[Records from a data collection]
· · · · ·

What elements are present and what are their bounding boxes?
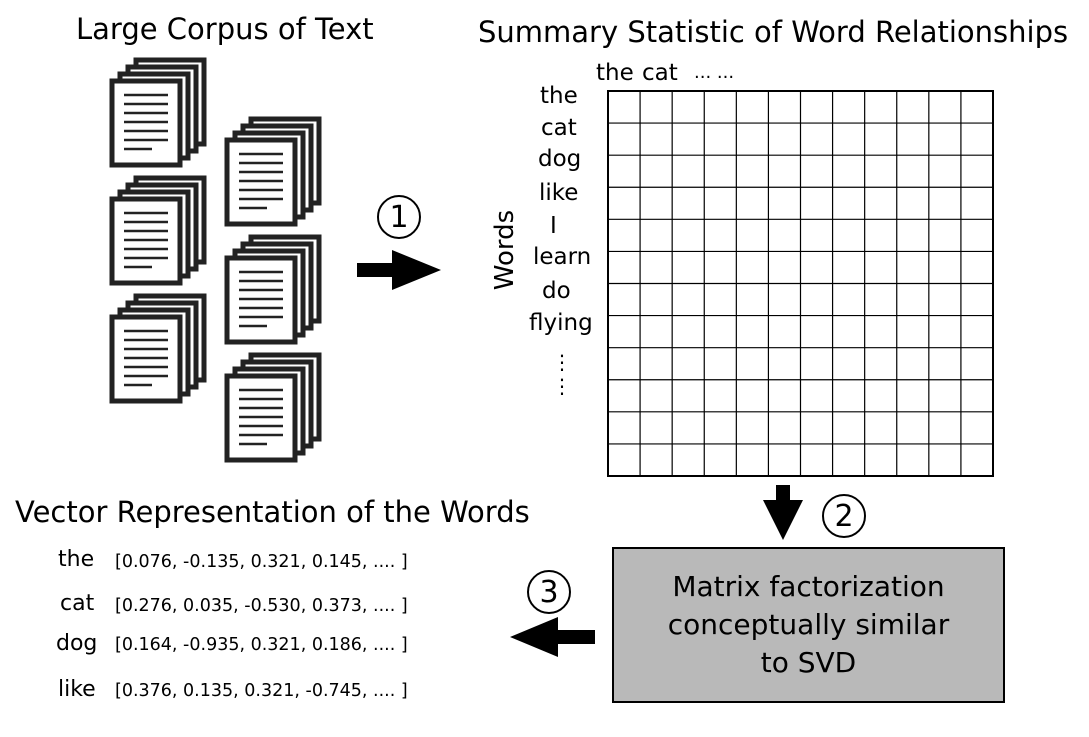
- down-arrow-icon: [763, 485, 803, 540]
- document-stack-icon: [112, 178, 204, 283]
- document-stack-icon: [227, 355, 319, 460]
- vector-values: [0.376, 0.135, 0.321, -0.745, .... ]: [115, 681, 408, 701]
- vector-values: [0.164, -0.935, 0.321, 0.186, .... ]: [115, 635, 408, 655]
- vectors-title: Vector Representation of the Words: [15, 495, 530, 529]
- vector-values: [0.076, -0.135, 0.321, 0.145, .... ]: [115, 552, 408, 572]
- row-label: I: [550, 213, 557, 239]
- document-stack-icon: [227, 237, 319, 342]
- step-2-marker: 2: [822, 494, 866, 538]
- column-header: the: [596, 60, 634, 86]
- column-header-ellipsis: ... ...: [694, 62, 735, 83]
- row-label: dog: [538, 146, 582, 172]
- vector-word: dog: [56, 631, 98, 656]
- vector-values: [0.276, 0.035, -0.530, 0.373, .... ]: [115, 596, 408, 616]
- row-label: cat: [541, 115, 577, 141]
- factorization-line: Matrix factorization: [672, 570, 945, 603]
- matrix-grid: [607, 90, 994, 477]
- step-1-marker: 1: [377, 195, 421, 239]
- matrix-axis-label: Words: [490, 209, 520, 291]
- summary-title: Summary Statistic of Word Relationships: [478, 15, 1069, 49]
- row-label: the: [540, 83, 578, 109]
- row-label: learn: [533, 244, 592, 270]
- document-stack-icon: [112, 60, 204, 165]
- factorization-line: to SVD: [760, 646, 857, 679]
- document-stack-icon: [112, 296, 204, 401]
- step-3-marker: 3: [527, 570, 571, 614]
- vector-word: cat: [60, 591, 95, 616]
- left-arrow-icon: [510, 617, 595, 657]
- vector-word: the: [58, 547, 95, 572]
- document-stack-icon: [227, 119, 319, 224]
- vector-word: like: [58, 677, 96, 702]
- row-label: like: [539, 180, 579, 206]
- matrix-factorization-box: Matrix factorization conceptually simila…: [612, 547, 1005, 703]
- right-arrow-icon: [357, 250, 441, 290]
- row-label: do: [542, 278, 571, 304]
- corpus-title: Large Corpus of Text: [76, 12, 374, 46]
- row-label: flying: [529, 310, 593, 336]
- factorization-line: conceptually similar: [667, 608, 950, 641]
- row-ellipsis: ⋮ ⋮: [552, 350, 572, 398]
- column-header: cat: [642, 60, 678, 86]
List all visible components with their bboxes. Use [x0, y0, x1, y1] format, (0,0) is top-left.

· · · · ·

Copy out the lines above from the line with "- down-arrow-icon: [763, 485, 803, 540]" to the line with "- step-1-marker: 1: [377, 195, 421, 239]", both included, character for character.

RESULT OF THE TASK:
- down-arrow-icon: [763, 485, 803, 540]
- document-stack-icon: [112, 178, 204, 283]
- document-stack-icon: [227, 355, 319, 460]
- vector-values: [0.376, 0.135, 0.321, -0.745, .... ]: [115, 681, 408, 701]
- vector-values: [0.164, -0.935, 0.321, 0.186, .... ]: [115, 635, 408, 655]
- vectors-title: Vector Representation of the Words: [15, 495, 530, 529]
- vector-values: [0.076, -0.135, 0.321, 0.145, .... ]: [115, 552, 408, 572]
- row-label: I: [550, 213, 557, 239]
- document-stack-icon: [227, 237, 319, 342]
- step-2-marker: 2: [822, 494, 866, 538]
- column-header: the: [596, 60, 634, 86]
- column-header-ellipsis: ... ...: [694, 62, 735, 83]
- row-label: dog: [538, 146, 582, 172]
- vector-word: dog: [56, 631, 98, 656]
- vector-values: [0.276, 0.035, -0.530, 0.373, .... ]: [115, 596, 408, 616]
- row-label: cat: [541, 115, 577, 141]
- factorization-line: Matrix factorization: [672, 570, 945, 603]
- matrix-grid: [607, 90, 994, 477]
- step-1-marker: 1: [377, 195, 421, 239]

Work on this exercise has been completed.